-- Start --
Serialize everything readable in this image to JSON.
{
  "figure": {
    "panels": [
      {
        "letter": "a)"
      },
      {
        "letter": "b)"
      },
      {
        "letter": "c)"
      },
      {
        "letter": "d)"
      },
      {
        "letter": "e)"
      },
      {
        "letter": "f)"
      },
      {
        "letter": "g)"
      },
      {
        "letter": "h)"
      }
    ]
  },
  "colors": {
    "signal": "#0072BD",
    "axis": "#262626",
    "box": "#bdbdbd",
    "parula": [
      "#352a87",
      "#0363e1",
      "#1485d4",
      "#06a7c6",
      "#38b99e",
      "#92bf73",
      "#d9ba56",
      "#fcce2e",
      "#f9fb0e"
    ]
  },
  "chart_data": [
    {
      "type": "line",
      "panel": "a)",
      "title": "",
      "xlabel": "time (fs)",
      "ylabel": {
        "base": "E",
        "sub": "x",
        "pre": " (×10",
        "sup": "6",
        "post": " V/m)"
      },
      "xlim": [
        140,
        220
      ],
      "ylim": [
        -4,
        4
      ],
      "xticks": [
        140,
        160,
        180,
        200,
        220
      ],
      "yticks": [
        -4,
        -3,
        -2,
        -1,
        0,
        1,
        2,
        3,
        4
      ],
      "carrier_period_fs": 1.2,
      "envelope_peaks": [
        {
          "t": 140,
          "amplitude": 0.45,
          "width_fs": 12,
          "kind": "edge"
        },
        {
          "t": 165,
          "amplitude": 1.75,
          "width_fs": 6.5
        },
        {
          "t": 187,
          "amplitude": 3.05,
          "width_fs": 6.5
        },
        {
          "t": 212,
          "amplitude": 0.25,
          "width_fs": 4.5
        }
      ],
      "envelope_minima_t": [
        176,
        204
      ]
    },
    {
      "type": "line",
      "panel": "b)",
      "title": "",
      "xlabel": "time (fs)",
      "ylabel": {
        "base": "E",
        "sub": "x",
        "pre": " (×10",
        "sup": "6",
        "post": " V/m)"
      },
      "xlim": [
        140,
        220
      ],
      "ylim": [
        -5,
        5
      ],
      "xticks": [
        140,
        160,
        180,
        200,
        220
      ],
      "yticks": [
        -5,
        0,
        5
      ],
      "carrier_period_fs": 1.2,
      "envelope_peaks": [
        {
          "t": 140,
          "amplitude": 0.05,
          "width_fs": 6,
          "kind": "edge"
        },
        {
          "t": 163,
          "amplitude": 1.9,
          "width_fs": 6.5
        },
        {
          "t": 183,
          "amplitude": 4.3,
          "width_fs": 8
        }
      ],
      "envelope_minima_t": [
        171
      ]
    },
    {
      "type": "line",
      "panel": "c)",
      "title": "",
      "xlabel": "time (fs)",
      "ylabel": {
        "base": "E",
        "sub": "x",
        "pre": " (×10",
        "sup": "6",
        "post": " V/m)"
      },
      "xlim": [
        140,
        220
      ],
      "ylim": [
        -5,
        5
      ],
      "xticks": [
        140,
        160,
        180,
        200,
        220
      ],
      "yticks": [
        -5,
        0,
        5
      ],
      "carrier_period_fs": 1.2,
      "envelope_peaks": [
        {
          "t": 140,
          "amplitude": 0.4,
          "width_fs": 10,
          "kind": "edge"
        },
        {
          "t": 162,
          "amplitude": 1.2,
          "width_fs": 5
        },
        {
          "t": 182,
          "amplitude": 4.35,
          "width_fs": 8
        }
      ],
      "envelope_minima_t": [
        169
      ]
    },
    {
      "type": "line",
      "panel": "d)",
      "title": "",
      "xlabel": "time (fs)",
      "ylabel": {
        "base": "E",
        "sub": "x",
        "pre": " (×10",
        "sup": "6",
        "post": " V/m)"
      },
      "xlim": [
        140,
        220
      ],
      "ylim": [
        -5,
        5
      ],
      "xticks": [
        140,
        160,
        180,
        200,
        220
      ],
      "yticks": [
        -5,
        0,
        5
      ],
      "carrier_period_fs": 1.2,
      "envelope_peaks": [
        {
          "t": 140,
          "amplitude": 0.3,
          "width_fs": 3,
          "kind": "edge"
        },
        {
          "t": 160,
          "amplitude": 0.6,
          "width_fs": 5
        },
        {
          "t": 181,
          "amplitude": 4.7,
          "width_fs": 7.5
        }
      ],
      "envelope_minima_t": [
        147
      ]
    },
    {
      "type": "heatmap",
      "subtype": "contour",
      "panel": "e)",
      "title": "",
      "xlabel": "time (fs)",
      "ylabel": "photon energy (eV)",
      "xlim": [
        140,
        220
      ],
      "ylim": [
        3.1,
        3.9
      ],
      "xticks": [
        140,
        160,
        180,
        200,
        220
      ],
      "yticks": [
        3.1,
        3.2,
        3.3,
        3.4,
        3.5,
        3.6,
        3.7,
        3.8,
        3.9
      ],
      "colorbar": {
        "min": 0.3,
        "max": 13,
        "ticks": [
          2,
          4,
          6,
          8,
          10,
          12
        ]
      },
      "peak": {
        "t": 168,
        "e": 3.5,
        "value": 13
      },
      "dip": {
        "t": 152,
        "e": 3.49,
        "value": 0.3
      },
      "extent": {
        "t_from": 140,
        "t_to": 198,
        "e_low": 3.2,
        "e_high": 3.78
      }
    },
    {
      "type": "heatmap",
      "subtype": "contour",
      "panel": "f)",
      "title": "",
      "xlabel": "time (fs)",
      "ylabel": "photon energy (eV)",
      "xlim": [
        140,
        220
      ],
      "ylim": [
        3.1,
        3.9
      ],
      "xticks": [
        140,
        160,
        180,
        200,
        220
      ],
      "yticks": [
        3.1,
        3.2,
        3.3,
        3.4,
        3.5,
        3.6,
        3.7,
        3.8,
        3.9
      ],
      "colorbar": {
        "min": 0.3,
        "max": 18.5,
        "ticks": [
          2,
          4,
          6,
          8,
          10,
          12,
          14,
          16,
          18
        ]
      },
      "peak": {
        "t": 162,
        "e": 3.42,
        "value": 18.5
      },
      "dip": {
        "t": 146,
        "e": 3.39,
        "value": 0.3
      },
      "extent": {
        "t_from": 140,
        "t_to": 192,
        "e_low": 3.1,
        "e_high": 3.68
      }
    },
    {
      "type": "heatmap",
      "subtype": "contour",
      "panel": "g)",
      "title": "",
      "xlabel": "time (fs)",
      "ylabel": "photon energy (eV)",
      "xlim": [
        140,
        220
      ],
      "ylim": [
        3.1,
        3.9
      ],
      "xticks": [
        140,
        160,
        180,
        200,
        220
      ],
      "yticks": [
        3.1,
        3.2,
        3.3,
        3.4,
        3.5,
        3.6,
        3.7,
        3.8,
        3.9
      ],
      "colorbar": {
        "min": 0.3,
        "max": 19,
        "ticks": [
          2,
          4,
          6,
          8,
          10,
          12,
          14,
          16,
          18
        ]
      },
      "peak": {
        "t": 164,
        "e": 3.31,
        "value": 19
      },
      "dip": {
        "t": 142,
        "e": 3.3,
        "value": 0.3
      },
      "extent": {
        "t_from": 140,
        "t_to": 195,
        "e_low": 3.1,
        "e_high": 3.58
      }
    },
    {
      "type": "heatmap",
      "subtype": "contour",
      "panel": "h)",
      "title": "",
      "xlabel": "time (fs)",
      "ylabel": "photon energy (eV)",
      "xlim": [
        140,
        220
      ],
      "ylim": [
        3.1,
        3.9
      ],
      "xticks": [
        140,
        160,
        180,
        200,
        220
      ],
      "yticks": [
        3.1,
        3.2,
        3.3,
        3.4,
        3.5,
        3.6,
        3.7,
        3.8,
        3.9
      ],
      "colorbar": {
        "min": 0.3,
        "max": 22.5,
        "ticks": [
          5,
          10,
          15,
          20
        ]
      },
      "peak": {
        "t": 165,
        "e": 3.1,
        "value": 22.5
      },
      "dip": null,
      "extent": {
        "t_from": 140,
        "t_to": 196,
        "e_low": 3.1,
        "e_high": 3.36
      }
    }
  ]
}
-- End --
-- Start --
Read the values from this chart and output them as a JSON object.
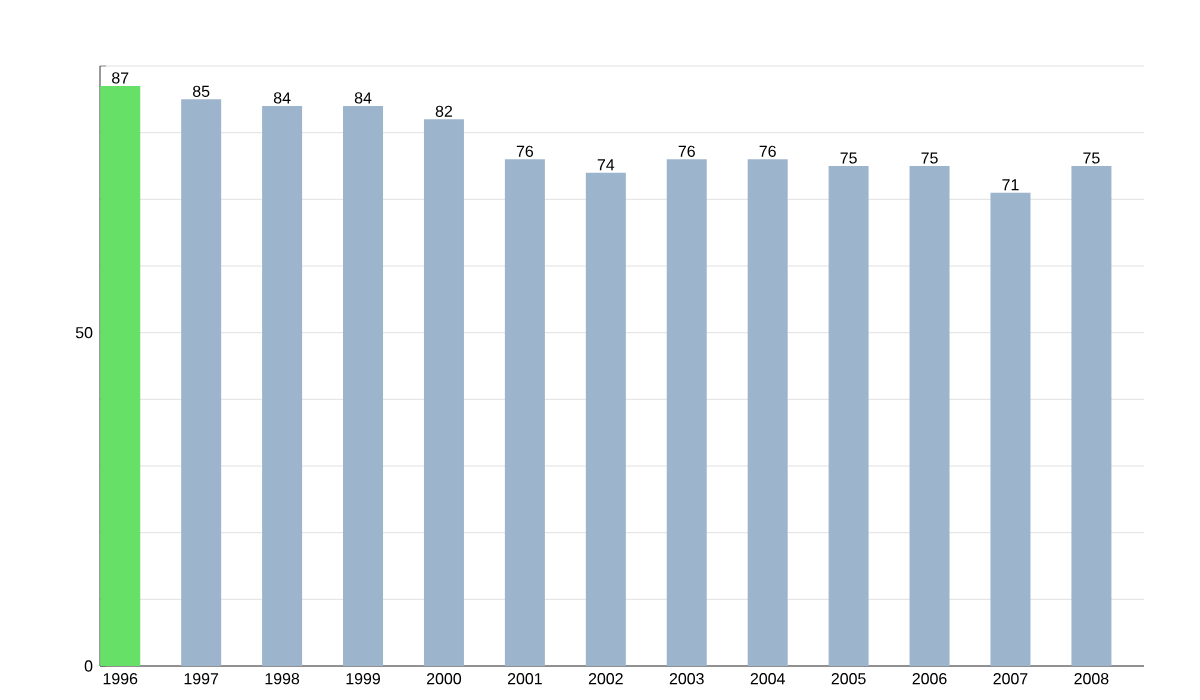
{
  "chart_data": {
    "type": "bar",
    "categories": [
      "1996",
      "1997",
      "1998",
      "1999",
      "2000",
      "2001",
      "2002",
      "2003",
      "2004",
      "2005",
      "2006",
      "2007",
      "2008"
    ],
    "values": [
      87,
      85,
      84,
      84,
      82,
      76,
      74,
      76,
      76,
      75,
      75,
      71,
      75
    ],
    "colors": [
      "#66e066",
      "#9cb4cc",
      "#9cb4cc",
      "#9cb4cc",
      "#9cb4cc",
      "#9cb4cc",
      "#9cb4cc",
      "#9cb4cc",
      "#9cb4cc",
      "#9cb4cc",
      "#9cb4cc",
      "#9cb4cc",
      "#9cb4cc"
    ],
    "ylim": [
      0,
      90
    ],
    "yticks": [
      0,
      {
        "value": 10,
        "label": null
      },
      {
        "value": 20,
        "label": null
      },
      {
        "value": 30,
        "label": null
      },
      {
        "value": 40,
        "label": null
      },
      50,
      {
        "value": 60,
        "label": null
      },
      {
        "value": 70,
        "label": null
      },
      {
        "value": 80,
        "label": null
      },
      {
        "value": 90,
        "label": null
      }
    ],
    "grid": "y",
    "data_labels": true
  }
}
-- End --
-- Start --
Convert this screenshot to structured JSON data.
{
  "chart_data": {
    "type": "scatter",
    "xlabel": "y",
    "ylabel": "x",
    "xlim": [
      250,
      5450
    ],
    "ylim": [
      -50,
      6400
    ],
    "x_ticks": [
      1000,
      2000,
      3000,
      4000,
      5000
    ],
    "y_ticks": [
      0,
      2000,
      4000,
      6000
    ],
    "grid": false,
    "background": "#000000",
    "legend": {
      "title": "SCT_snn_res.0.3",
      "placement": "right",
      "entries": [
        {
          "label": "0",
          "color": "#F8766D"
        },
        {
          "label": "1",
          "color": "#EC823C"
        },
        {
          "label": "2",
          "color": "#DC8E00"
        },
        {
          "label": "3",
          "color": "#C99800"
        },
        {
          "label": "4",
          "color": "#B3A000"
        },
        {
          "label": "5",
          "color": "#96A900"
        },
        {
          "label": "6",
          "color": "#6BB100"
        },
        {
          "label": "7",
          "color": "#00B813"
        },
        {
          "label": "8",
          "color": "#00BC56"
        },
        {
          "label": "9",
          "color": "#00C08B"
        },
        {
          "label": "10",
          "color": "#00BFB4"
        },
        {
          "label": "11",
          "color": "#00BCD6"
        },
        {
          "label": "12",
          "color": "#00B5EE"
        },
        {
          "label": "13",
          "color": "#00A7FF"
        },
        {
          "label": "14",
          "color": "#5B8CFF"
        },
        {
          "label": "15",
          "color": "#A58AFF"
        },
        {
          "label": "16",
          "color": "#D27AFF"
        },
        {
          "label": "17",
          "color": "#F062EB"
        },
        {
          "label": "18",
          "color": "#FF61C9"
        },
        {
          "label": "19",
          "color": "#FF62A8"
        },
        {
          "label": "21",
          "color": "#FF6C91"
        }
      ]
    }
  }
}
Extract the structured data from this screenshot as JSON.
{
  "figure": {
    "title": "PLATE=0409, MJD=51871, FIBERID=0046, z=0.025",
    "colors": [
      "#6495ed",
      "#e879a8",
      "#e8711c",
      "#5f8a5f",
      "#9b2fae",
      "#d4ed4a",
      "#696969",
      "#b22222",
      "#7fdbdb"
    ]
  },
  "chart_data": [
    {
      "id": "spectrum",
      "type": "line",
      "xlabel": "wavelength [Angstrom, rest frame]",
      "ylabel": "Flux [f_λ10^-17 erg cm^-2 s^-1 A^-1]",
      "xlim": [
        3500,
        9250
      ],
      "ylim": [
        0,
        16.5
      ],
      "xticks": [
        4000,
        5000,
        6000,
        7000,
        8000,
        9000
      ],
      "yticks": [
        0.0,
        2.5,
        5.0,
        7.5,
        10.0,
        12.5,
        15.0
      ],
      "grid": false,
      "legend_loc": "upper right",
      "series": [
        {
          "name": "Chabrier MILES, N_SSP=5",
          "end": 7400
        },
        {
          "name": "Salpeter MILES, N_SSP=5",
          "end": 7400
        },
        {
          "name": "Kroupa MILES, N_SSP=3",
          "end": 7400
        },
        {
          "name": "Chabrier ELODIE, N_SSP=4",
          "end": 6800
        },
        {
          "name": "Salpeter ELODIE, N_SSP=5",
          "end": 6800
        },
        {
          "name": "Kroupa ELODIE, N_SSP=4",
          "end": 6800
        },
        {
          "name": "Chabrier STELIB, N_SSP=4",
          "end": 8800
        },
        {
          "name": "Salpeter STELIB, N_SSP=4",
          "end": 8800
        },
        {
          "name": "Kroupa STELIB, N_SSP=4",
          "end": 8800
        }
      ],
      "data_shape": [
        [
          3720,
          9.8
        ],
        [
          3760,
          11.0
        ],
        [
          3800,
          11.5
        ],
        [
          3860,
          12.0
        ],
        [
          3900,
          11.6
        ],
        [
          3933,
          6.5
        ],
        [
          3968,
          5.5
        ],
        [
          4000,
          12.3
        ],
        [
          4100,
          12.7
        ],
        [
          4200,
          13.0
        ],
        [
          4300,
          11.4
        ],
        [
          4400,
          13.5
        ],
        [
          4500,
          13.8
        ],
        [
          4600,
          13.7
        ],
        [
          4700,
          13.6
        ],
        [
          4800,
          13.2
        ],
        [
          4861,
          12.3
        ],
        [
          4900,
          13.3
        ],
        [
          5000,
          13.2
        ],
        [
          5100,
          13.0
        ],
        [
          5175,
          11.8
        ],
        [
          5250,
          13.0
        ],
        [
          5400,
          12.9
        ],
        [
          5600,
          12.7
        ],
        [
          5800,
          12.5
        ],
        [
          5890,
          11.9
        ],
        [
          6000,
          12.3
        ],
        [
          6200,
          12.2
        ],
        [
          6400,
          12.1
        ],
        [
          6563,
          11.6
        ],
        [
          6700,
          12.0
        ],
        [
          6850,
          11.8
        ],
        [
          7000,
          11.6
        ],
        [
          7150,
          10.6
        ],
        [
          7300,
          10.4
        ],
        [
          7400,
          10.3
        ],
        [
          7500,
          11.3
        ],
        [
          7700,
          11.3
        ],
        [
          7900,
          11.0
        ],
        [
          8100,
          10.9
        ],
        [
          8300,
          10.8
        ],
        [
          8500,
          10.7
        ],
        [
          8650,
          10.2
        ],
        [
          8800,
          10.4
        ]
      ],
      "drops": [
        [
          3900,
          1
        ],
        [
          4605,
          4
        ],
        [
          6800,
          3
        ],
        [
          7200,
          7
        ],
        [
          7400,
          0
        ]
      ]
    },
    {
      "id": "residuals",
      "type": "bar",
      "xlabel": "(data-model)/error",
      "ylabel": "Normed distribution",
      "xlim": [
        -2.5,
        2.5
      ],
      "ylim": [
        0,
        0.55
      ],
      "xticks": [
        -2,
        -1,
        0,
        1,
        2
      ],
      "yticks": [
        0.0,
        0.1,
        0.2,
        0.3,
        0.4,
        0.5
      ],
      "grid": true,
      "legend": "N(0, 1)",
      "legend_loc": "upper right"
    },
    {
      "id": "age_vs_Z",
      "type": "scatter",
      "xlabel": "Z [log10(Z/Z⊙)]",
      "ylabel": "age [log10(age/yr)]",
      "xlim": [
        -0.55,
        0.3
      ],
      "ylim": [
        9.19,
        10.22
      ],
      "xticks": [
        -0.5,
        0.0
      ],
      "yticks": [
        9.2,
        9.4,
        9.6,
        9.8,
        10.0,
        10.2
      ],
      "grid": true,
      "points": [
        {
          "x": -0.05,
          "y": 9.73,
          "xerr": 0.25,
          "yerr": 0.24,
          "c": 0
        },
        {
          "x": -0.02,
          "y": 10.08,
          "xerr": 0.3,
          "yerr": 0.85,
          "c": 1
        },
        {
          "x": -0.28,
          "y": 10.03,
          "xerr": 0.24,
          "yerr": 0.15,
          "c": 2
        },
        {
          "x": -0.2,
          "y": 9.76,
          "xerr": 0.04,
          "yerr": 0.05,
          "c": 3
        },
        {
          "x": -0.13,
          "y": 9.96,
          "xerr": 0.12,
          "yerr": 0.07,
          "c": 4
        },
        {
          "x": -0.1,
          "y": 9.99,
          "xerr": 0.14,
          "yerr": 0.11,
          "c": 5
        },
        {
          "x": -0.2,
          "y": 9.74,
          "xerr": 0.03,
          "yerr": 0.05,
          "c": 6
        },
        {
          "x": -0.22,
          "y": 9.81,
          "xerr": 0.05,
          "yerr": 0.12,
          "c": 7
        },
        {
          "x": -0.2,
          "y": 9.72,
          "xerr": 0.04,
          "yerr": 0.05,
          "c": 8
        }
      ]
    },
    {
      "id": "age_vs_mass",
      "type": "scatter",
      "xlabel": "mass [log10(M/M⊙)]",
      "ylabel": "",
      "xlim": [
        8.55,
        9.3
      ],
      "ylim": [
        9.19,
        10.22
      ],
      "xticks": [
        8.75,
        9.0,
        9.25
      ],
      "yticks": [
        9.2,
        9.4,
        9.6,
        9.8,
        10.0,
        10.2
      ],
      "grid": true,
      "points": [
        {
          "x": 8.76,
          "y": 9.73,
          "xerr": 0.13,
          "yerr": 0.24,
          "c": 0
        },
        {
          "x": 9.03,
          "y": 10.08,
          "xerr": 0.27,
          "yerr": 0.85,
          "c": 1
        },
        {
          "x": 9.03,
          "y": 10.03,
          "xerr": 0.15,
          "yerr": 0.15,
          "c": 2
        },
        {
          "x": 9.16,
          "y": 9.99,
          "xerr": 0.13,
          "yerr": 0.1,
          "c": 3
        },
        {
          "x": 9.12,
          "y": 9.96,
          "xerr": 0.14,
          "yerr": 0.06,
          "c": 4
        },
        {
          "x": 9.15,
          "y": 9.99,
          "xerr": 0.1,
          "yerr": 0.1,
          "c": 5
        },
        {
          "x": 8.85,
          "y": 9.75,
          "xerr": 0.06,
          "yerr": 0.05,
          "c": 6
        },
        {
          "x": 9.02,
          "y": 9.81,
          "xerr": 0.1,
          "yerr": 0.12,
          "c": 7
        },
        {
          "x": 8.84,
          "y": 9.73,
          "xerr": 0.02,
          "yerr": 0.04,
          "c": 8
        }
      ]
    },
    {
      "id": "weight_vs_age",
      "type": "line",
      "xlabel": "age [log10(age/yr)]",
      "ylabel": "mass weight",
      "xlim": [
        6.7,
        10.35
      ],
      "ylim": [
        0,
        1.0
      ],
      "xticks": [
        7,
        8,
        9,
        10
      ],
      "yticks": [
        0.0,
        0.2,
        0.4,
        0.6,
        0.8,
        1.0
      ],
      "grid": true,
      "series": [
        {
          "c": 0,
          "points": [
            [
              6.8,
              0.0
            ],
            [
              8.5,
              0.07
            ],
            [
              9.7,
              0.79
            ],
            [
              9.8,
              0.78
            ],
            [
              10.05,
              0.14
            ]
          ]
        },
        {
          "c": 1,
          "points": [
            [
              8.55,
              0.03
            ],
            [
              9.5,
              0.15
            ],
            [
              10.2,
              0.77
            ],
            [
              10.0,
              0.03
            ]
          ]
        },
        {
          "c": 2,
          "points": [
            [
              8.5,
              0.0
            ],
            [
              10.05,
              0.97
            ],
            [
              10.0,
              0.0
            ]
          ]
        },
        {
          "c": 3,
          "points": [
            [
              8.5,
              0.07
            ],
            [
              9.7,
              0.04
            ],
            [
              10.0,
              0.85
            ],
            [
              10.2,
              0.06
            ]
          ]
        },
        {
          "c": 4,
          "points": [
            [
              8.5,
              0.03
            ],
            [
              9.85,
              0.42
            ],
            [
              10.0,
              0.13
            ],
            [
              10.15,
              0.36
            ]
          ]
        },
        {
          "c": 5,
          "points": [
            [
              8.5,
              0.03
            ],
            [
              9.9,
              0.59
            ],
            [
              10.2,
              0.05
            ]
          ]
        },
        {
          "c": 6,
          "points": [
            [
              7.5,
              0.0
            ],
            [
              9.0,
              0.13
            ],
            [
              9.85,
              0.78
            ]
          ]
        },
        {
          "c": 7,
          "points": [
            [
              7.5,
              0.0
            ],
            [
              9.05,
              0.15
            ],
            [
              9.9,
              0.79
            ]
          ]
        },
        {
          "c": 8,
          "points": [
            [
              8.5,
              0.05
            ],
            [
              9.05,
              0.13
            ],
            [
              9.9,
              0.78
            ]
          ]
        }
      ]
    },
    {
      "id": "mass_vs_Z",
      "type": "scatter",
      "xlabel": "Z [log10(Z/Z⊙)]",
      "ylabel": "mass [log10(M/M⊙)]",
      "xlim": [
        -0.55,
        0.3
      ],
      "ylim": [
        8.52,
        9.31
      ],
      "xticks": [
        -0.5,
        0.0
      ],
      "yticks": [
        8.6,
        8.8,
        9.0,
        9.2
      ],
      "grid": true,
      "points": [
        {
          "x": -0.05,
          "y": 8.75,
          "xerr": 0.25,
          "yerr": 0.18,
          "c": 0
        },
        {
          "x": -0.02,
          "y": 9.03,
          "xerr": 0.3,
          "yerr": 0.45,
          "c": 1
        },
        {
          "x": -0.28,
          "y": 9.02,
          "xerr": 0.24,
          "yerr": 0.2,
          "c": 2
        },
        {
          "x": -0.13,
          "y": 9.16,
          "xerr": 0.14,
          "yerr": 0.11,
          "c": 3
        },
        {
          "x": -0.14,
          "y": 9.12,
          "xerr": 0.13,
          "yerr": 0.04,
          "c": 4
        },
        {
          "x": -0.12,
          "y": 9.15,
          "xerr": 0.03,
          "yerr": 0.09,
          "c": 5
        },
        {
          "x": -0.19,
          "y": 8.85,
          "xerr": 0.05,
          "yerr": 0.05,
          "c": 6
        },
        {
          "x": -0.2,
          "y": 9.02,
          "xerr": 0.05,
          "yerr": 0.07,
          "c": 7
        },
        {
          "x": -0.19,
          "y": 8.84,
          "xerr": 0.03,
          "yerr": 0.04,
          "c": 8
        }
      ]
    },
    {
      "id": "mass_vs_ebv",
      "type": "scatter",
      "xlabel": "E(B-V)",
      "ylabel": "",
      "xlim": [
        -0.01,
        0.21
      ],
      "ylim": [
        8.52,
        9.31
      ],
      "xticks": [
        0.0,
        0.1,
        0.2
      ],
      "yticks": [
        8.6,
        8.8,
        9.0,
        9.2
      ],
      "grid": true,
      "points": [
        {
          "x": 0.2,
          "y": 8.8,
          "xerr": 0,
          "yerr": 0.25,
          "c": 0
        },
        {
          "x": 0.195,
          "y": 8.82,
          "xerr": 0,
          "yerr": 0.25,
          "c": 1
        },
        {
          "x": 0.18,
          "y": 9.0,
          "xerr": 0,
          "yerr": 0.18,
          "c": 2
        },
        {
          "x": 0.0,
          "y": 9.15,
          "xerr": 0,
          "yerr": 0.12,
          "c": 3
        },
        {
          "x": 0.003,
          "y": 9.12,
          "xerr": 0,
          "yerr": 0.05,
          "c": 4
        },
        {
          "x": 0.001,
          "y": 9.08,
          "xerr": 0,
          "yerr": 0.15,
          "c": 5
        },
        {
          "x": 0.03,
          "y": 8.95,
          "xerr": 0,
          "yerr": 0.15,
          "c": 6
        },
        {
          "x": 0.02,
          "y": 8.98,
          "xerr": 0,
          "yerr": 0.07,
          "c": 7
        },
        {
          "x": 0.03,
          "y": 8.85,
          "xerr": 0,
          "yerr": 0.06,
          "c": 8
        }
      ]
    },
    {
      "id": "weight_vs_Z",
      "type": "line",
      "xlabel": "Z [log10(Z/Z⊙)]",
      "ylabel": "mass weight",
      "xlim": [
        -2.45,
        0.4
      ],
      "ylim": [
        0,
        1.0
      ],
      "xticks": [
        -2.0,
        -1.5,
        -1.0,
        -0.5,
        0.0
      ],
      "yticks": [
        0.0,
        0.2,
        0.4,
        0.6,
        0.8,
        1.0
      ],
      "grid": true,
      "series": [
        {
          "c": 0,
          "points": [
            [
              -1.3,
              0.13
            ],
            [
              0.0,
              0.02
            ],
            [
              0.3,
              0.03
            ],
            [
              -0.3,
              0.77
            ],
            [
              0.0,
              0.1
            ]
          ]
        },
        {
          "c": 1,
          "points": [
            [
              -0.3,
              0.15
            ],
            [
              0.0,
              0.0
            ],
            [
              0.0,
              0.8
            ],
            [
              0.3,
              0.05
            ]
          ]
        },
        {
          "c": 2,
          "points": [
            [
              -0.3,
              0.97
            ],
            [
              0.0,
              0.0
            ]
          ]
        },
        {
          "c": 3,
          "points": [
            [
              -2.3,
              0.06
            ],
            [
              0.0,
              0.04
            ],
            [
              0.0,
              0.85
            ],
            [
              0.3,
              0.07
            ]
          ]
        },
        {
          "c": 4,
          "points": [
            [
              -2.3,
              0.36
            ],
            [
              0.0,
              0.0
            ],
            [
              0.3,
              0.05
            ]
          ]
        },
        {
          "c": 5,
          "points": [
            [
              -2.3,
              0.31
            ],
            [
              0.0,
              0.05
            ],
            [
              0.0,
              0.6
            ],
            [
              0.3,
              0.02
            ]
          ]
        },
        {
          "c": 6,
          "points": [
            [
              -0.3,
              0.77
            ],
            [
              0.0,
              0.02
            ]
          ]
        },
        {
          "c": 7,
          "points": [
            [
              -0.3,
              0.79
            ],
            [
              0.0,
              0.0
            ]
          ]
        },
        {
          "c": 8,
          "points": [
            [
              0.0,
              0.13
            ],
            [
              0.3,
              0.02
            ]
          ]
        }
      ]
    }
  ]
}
-- End --
[Problem to solve]
Copy each line of the listing that contains the string "Kroupa".

[Response for this exercise]
          "name": "Kroupa MILES, N_SSP=3",
          "name": "Kroupa ELODIE, N_SSP=4",
          "name": "Kroupa STELIB, N_SSP=4",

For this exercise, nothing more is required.